> _REQUIRED TASK_:
Provide an exact copy of the data, excluding the images.

Figure contents as structured data
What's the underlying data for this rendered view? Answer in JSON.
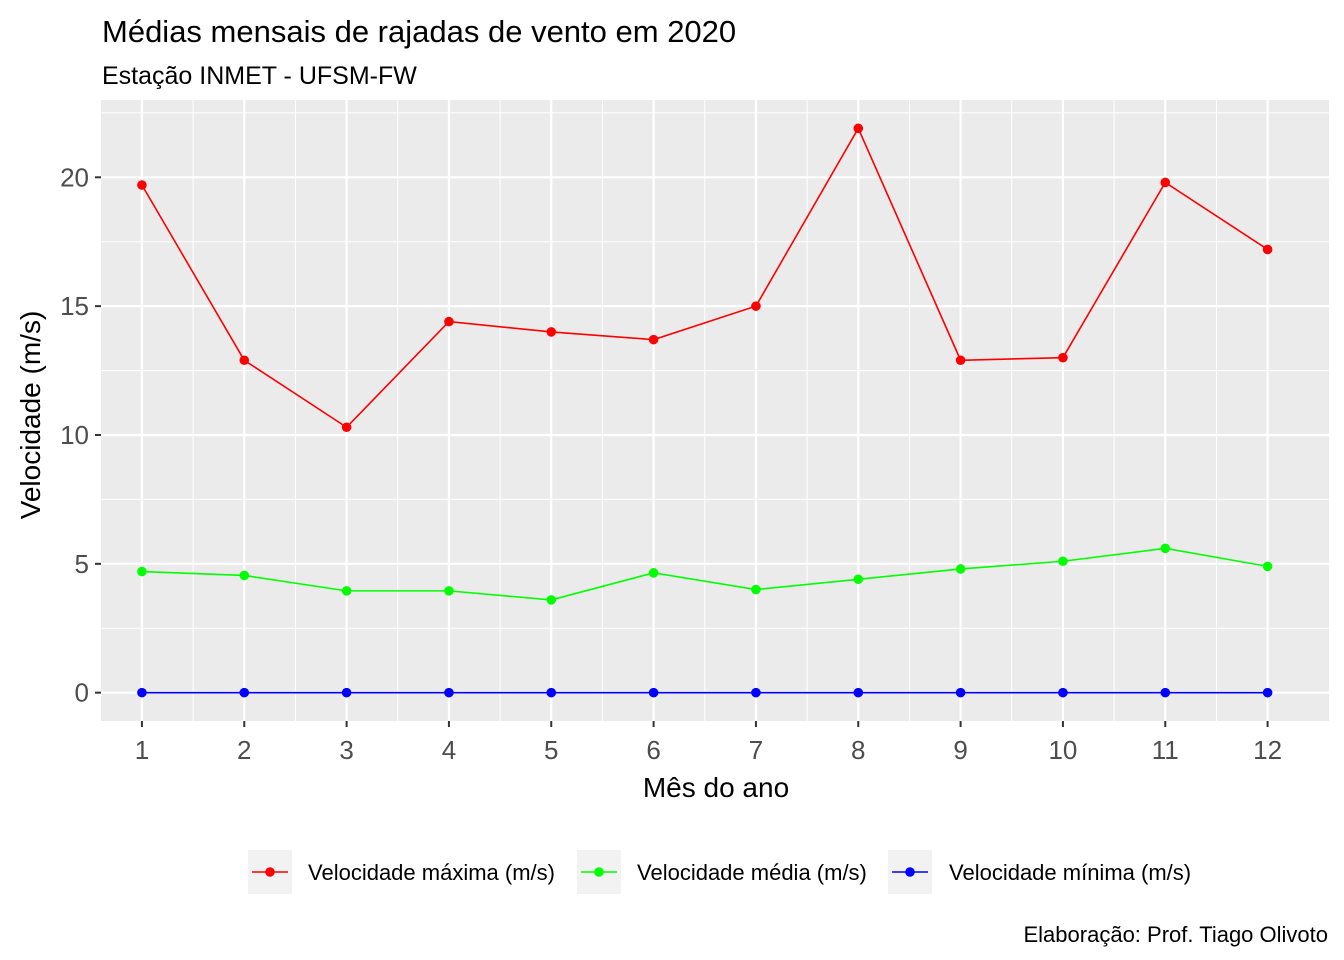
{
  "chart_data": {
    "type": "line",
    "title": "Médias mensais de rajadas de vento em 2020",
    "subtitle": "Estação INMET - UFSM-FW",
    "xlabel": "Mês do ano",
    "ylabel": "Velocidade (m/s)",
    "caption": "Elaboração: Prof. Tiago Olivoto",
    "x": [
      1,
      2,
      3,
      4,
      5,
      6,
      7,
      8,
      9,
      10,
      11,
      12
    ],
    "xlim": [
      0.6,
      12.6
    ],
    "ylim": [
      -1.1,
      23.0
    ],
    "yticks": [
      0,
      5,
      10,
      15,
      20
    ],
    "grid": true,
    "legend_position": "bottom",
    "series": [
      {
        "name": "Velocidade máxima (m/s)",
        "color": "#ff0000",
        "values": [
          19.7,
          12.9,
          10.3,
          14.4,
          14.0,
          13.7,
          15.0,
          21.9,
          12.9,
          13.0,
          19.8,
          17.2
        ]
      },
      {
        "name": "Velocidade média (m/s)",
        "color": "#00ff00",
        "values": [
          4.7,
          4.55,
          3.95,
          3.95,
          3.6,
          4.65,
          4.0,
          4.4,
          4.8,
          5.1,
          5.6,
          4.9
        ]
      },
      {
        "name": "Velocidade mínima (m/s)",
        "color": "#0000ff",
        "values": [
          0,
          0,
          0,
          0,
          0,
          0,
          0,
          0,
          0,
          0,
          0,
          0
        ]
      }
    ]
  }
}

> _THE SOLUTION_:
What's the underlying data for this rendered view? Answer in JSON.
{
  "chart_data": {
    "type": "line",
    "title": "Médias mensais de rajadas de vento em 2020",
    "subtitle": "Estação INMET - UFSM-FW",
    "xlabel": "Mês do ano",
    "ylabel": "Velocidade (m/s)",
    "caption": "Elaboração: Prof. Tiago Olivoto",
    "x": [
      1,
      2,
      3,
      4,
      5,
      6,
      7,
      8,
      9,
      10,
      11,
      12
    ],
    "xlim": [
      0.6,
      12.6
    ],
    "ylim": [
      -1.1,
      23.0
    ],
    "yticks": [
      0,
      5,
      10,
      15,
      20
    ],
    "grid": true,
    "legend_position": "bottom",
    "series": [
      {
        "name": "Velocidade máxima (m/s)",
        "color": "#ff0000",
        "values": [
          19.7,
          12.9,
          10.3,
          14.4,
          14.0,
          13.7,
          15.0,
          21.9,
          12.9,
          13.0,
          19.8,
          17.2
        ]
      },
      {
        "name": "Velocidade média (m/s)",
        "color": "#00ff00",
        "values": [
          4.7,
          4.55,
          3.95,
          3.95,
          3.6,
          4.65,
          4.0,
          4.4,
          4.8,
          5.1,
          5.6,
          4.9
        ]
      },
      {
        "name": "Velocidade mínima (m/s)",
        "color": "#0000ff",
        "values": [
          0,
          0,
          0,
          0,
          0,
          0,
          0,
          0,
          0,
          0,
          0,
          0
        ]
      }
    ]
  }
}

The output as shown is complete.